• **What you should do**
Can you restate the records below word for word?

• **Figure dataset records**
__________________________________________________

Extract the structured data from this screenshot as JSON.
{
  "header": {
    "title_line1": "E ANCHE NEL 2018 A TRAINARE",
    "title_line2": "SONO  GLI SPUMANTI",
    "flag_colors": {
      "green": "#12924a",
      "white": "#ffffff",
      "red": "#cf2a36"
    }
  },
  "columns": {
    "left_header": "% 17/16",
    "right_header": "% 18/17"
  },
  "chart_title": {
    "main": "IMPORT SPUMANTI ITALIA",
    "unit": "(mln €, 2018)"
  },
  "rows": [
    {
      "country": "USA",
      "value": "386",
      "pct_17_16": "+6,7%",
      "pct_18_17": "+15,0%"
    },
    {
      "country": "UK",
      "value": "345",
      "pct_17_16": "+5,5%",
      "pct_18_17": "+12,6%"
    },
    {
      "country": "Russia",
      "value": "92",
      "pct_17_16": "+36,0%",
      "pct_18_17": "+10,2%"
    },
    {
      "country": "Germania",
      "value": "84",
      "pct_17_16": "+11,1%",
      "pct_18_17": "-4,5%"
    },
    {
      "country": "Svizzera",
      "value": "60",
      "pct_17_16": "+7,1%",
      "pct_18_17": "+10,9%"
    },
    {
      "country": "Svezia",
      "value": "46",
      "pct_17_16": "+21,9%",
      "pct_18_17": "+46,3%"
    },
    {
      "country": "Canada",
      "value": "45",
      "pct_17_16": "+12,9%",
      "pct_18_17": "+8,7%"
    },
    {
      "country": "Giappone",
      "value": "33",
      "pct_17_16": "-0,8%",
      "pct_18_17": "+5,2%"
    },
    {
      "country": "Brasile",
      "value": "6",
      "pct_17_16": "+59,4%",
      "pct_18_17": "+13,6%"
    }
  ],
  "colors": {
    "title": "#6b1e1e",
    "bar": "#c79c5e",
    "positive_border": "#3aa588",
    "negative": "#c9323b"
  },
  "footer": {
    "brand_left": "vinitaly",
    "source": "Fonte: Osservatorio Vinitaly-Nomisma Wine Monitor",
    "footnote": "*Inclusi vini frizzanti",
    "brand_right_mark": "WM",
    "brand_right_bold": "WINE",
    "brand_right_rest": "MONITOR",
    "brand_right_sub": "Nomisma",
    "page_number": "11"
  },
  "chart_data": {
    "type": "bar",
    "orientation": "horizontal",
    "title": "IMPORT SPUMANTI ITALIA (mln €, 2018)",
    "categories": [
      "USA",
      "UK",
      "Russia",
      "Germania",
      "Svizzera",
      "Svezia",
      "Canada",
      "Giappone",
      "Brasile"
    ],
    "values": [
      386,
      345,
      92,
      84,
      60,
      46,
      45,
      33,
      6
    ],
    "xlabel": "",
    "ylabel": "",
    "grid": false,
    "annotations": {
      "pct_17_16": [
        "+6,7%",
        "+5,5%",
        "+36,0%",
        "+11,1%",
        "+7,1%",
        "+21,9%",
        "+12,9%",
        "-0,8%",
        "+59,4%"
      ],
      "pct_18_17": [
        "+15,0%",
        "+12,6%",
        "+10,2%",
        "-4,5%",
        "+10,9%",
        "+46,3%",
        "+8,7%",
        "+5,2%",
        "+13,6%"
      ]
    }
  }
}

__________________________________________________

• **Right answer**
Extract the structured data from this screenshot as JSON.
{
  "header": {
    "title_line1": "E ANCHE NEL 2018 A TRAINARE",
    "title_line2": "SONO  GLI SPUMANTI",
    "flag_colors": {
      "green": "#12924a",
      "white": "#ffffff",
      "red": "#cf2a36"
    }
  },
  "columns": {
    "left_header": "% 17/16",
    "right_header": "% 18/17"
  },
  "chart_title": {
    "main": "IMPORT SPUMANTI ITALIA",
    "unit": "(mln €, 2018)"
  },
  "rows": [
    {
      "country": "USA",
      "value": "386",
      "pct_17_16": "+6,7%",
      "pct_18_17": "+15,0%"
    },
    {
      "country": "UK",
      "value": "345",
      "pct_17_16": "+5,5%",
      "pct_18_17": "+12,6%"
    },
    {
      "country": "Russia",
      "value": "92",
      "pct_17_16": "+36,0%",
      "pct_18_17": "+10,2%"
    },
    {
      "country": "Germania",
      "value": "84",
      "pct_17_16": "+11,1%",
      "pct_18_17": "-4,5%"
    },
    {
      "country": "Svizzera",
      "value": "60",
      "pct_17_16": "+7,1%",
      "pct_18_17": "+10,9%"
    },
    {
      "country": "Svezia",
      "value": "46",
      "pct_17_16": "+21,9%",
      "pct_18_17": "+46,3%"
    },
    {
      "country": "Canada",
      "value": "45",
      "pct_17_16": "+12,9%",
      "pct_18_17": "+8,7%"
    },
    {
      "country": "Giappone",
      "value": "33",
      "pct_17_16": "-0,8%",
      "pct_18_17": "+5,2%"
    },
    {
      "country": "Brasile",
      "value": "6",
      "pct_17_16": "+59,4%",
      "pct_18_17": "+13,6%"
    }
  ],
  "colors": {
    "title": "#6b1e1e",
    "bar": "#c79c5e",
    "positive_border": "#3aa588",
    "negative": "#c9323b"
  },
  "footer": {
    "brand_left": "vinitaly",
    "source": "Fonte: Osservatorio Vinitaly-Nomisma Wine Monitor",
    "footnote": "*Inclusi vini frizzanti",
    "brand_right_mark": "WM",
    "brand_right_bold": "WINE",
    "brand_right_rest": "MONITOR",
    "brand_right_sub": "Nomisma",
    "page_number": "11"
  },
  "chart_data": {
    "type": "bar",
    "orientation": "horizontal",
    "title": "IMPORT SPUMANTI ITALIA (mln €, 2018)",
    "categories": [
      "USA",
      "UK",
      "Russia",
      "Germania",
      "Svizzera",
      "Svezia",
      "Canada",
      "Giappone",
      "Brasile"
    ],
    "values": [
      386,
      345,
      92,
      84,
      60,
      46,
      45,
      33,
      6
    ],
    "xlabel": "",
    "ylabel": "",
    "grid": false,
    "annotations": {
      "pct_17_16": [
        "+6,7%",
        "+5,5%",
        "+36,0%",
        "+11,1%",
        "+7,1%",
        "+21,9%",
        "+12,9%",
        "-0,8%",
        "+59,4%"
      ],
      "pct_18_17": [
        "+15,0%",
        "+12,6%",
        "+10,2%",
        "-4,5%",
        "+10,9%",
        "+46,3%",
        "+8,7%",
        "+5,2%",
        "+13,6%"
      ]
    }
  }
}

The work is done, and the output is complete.